_Directions_. Print only the line with "Serialize everything readable" and the lines after it, ending with the last line of the material, each exactly as it stands.

•••••

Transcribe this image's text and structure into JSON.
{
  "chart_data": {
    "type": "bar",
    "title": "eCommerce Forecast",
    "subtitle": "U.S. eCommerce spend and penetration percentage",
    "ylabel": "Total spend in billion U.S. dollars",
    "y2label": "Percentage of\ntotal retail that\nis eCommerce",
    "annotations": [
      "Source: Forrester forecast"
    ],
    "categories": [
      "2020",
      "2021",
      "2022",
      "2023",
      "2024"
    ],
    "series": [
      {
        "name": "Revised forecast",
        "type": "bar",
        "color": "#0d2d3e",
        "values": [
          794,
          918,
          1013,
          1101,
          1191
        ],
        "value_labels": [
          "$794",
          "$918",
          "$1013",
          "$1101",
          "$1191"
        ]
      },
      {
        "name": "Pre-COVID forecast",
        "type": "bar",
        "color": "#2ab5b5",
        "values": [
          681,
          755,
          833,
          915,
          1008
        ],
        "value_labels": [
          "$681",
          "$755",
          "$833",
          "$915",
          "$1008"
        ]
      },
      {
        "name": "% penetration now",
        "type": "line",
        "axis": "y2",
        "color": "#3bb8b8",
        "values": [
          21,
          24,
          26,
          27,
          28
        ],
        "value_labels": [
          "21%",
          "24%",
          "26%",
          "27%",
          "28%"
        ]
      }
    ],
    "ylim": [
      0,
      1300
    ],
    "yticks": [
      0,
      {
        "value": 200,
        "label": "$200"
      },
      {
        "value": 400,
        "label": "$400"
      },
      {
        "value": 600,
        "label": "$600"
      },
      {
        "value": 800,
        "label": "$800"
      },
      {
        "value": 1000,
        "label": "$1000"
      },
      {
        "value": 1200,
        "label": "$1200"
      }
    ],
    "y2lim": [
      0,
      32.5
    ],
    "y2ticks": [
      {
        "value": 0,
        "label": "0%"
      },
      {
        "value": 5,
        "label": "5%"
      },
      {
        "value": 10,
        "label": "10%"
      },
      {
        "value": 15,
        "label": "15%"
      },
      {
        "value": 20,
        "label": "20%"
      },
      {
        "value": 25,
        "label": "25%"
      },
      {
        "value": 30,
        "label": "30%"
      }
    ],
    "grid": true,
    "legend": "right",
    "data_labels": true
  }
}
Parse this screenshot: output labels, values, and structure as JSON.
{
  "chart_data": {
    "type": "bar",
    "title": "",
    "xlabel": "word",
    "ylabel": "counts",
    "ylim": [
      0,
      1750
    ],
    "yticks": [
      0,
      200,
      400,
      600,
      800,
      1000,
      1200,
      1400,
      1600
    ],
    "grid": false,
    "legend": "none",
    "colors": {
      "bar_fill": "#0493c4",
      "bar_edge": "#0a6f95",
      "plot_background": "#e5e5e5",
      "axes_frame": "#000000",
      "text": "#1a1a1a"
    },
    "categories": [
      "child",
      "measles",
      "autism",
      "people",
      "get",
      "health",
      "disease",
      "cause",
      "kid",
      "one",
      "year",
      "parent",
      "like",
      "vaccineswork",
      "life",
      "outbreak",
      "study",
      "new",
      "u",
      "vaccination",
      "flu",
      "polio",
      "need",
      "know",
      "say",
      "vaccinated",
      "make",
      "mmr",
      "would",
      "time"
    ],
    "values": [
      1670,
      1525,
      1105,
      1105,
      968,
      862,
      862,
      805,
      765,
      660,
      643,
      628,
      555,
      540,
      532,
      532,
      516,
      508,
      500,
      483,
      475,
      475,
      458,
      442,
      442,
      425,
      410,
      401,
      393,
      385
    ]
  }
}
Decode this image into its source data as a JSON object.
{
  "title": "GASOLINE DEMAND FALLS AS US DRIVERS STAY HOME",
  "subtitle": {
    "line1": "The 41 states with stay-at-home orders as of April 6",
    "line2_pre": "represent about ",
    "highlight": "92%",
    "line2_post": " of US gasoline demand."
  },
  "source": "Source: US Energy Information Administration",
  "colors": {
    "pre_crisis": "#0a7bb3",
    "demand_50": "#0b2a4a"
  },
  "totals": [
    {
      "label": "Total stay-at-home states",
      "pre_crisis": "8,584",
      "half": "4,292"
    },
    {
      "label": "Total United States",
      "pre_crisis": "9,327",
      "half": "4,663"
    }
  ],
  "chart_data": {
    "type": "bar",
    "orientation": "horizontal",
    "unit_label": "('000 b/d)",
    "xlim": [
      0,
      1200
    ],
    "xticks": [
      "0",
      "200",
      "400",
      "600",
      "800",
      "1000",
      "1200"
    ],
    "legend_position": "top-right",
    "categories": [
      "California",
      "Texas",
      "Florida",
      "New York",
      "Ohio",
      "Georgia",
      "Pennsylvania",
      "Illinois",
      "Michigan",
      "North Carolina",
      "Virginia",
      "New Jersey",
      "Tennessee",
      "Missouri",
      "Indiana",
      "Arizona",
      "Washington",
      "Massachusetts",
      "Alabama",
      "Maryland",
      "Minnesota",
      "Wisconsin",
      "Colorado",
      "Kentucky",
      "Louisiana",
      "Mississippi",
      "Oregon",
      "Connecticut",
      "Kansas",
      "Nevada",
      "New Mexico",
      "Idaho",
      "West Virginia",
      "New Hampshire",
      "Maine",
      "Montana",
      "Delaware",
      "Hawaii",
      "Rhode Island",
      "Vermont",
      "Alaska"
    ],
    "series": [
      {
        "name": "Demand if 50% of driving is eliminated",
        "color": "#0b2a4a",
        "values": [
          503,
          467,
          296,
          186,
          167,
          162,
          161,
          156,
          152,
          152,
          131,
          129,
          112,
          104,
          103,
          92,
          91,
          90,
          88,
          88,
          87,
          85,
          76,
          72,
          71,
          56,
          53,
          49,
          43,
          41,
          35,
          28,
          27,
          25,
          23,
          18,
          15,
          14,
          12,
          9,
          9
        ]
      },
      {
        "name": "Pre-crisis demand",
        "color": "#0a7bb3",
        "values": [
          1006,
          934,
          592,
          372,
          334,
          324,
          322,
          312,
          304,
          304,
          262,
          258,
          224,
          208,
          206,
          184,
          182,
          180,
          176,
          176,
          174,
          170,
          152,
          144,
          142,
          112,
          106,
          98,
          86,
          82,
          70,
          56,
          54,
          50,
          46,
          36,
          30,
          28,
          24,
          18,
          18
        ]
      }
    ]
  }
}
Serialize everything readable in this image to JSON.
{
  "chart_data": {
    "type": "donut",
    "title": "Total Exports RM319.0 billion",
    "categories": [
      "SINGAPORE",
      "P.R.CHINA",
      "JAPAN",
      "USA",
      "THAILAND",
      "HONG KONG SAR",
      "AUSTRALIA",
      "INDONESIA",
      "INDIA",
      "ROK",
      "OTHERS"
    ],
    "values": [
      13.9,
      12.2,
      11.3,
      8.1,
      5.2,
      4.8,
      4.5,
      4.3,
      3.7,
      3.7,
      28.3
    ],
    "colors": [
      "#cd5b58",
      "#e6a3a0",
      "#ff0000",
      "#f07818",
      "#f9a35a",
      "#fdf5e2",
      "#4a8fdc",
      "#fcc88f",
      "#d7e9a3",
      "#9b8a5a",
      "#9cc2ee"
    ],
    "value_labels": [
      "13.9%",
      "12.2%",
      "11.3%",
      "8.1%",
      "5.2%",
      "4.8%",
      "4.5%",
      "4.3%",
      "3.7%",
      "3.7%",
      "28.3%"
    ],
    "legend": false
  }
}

•••••

_The result_.
Serialize everything readable in this image to JSON.
{
  "chart_data": {
    "type": "donut",
    "title": "Total Exports RM319.0 billion",
    "categories": [
      "SINGAPORE",
      "P.R.CHINA",
      "JAPAN",
      "USA",
      "THAILAND",
      "HONG KONG SAR",
      "AUSTRALIA",
      "INDONESIA",
      "INDIA",
      "ROK",
      "OTHERS"
    ],
    "values": [
      13.9,
      12.2,
      11.3,
      8.1,
      5.2,
      4.8,
      4.5,
      4.3,
      3.7,
      3.7,
      28.3
    ],
    "colors": [
      "#cd5b58",
      "#e6a3a0",
      "#ff0000",
      "#f07818",
      "#f9a35a",
      "#fdf5e2",
      "#4a8fdc",
      "#fcc88f",
      "#d7e9a3",
      "#9b8a5a",
      "#9cc2ee"
    ],
    "value_labels": [
      "13.9%",
      "12.2%",
      "11.3%",
      "8.1%",
      "5.2%",
      "4.8%",
      "4.5%",
      "4.3%",
      "3.7%",
      "3.7%",
      "28.3%"
    ],
    "legend": false
  }
}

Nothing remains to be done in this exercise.